Set task - Print all of the lines exactly. Any picture among them stays out.

Supplied records -
↓
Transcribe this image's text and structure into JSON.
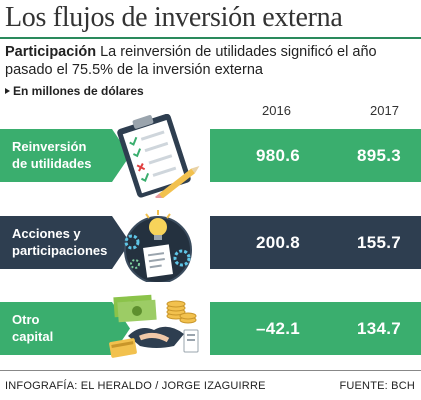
{
  "header": {
    "title": "Los flujos de inversión externa",
    "subtitle_lead": "Participación",
    "subtitle_text": " La reinversión de utilidades significó el año pasado el 75.5% de la inversión externa",
    "unit": "En millones de dólares"
  },
  "chart_data": {
    "type": "table",
    "columns": [
      "2016",
      "2017"
    ],
    "rows": [
      {
        "label_line1": "Reinversión",
        "label_line2": "de utilidades",
        "values": [
          "980.6",
          "895.3"
        ]
      },
      {
        "label_line1": "Acciones y",
        "label_line2": "participaciones",
        "values": [
          "200.8",
          "155.7"
        ]
      },
      {
        "label_line1": "Otro",
        "label_line2": "capital",
        "values": [
          "–42.1",
          "134.7"
        ]
      }
    ]
  },
  "colors": {
    "green": "#3aae6e",
    "navy": "#2e3e50",
    "title_rule": "#2a8a5c"
  },
  "icons": [
    "clipboard-checklist-icon",
    "lightbulb-gears-document-icon",
    "money-handshake-icon"
  ],
  "footer": {
    "credit": "INFOGRAFÍA: EL HERALDO / JORGE IZAGUIRRE",
    "source": "FUENTE: BCH"
  }
}
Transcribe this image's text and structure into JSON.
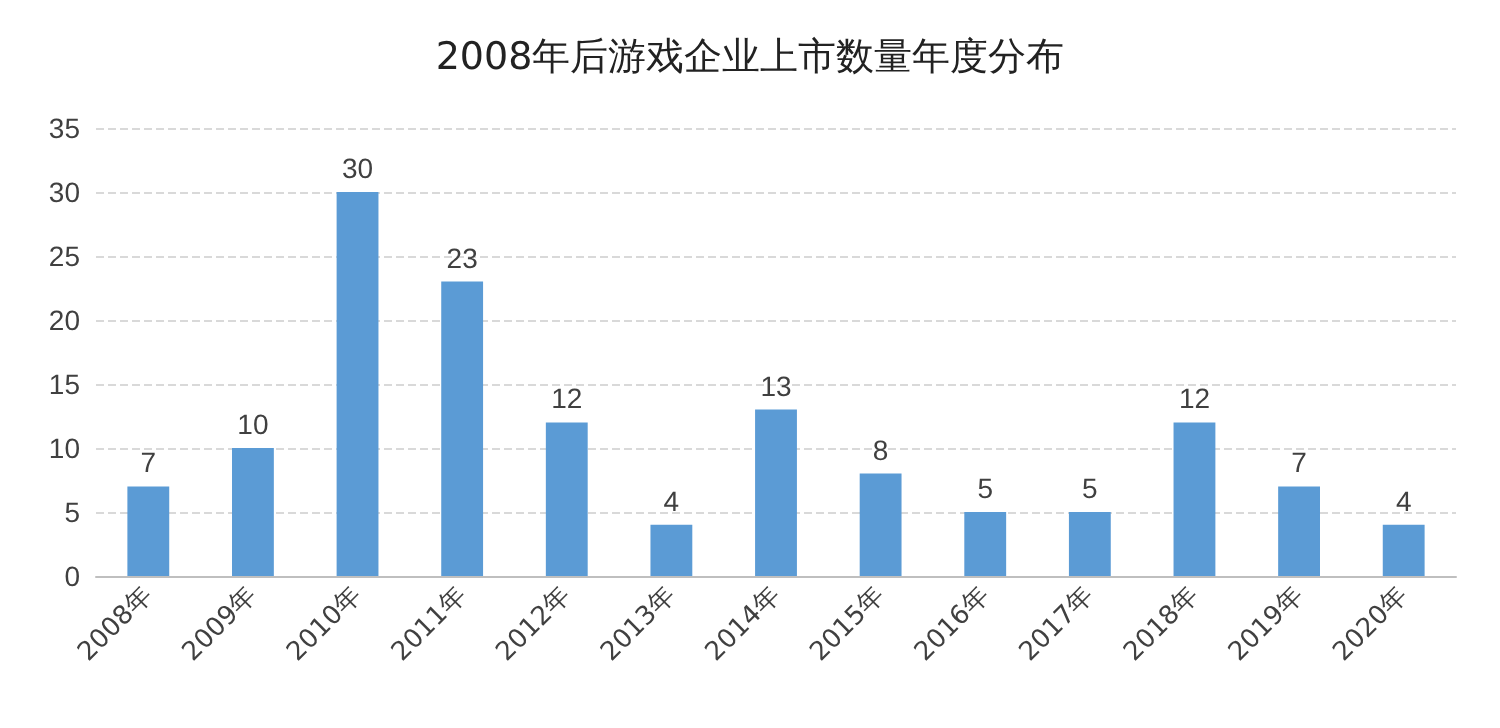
{
  "chart_data": {
    "type": "bar",
    "title": "2008年后游戏企业上市数量年度分布",
    "categories": [
      "2008年",
      "2009年",
      "2010年",
      "2011年",
      "2012年",
      "2013年",
      "2014年",
      "2015年",
      "2016年",
      "2017年",
      "2018年",
      "2019年",
      "2020年"
    ],
    "values": [
      7,
      10,
      30,
      23,
      12,
      4,
      13,
      8,
      5,
      5,
      12,
      7,
      4
    ],
    "color": "#5b9bd5",
    "ylim": [
      0,
      35
    ],
    "yticks": [
      0,
      5,
      10,
      15,
      20,
      25,
      30,
      35
    ],
    "grid": "y",
    "data_labels": true
  }
}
↑
The solution -
Transcribe this image's text and structure into JSON.
{
  "header": {
    "title": "Los flujos de inversión externa",
    "subtitle_lead": "Participación",
    "subtitle_text": " La reinversión de utilidades significó el año pasado el 75.5% de la inversión externa",
    "unit": "En millones de dólares"
  },
  "chart_data": {
    "type": "table",
    "columns": [
      "2016",
      "2017"
    ],
    "rows": [
      {
        "label_line1": "Reinversión",
        "label_line2": "de utilidades",
        "values": [
          "980.6",
          "895.3"
        ]
      },
      {
        "label_line1": "Acciones y",
        "label_line2": "participaciones",
        "values": [
          "200.8",
          "155.7"
        ]
      },
      {
        "label_line1": "Otro",
        "label_line2": "capital",
        "values": [
          "–42.1",
          "134.7"
        ]
      }
    ]
  },
  "colors": {
    "green": "#3aae6e",
    "navy": "#2e3e50",
    "title_rule": "#2a8a5c"
  },
  "icons": [
    "clipboard-checklist-icon",
    "lightbulb-gears-document-icon",
    "money-handshake-icon"
  ],
  "footer": {
    "credit": "INFOGRAFÍA: EL HERALDO / JORGE IZAGUIRRE",
    "source": "FUENTE: BCH"
  }
}
Transcribe this image's text and structure into JSON.
{
  "chart_data": {
    "type": "bar",
    "title": "2008年后游戏企业上市数量年度分布",
    "categories": [
      "2008年",
      "2009年",
      "2010年",
      "2011年",
      "2012年",
      "2013年",
      "2014年",
      "2015年",
      "2016年",
      "2017年",
      "2018年",
      "2019年",
      "2020年"
    ],
    "values": [
      7,
      10,
      30,
      23,
      12,
      4,
      13,
      8,
      5,
      5,
      12,
      7,
      4
    ],
    "color": "#5b9bd5",
    "ylim": [
      0,
      35
    ],
    "yticks": [
      0,
      5,
      10,
      15,
      20,
      25,
      30,
      35
    ],
    "grid": "y",
    "data_labels": true
  }
}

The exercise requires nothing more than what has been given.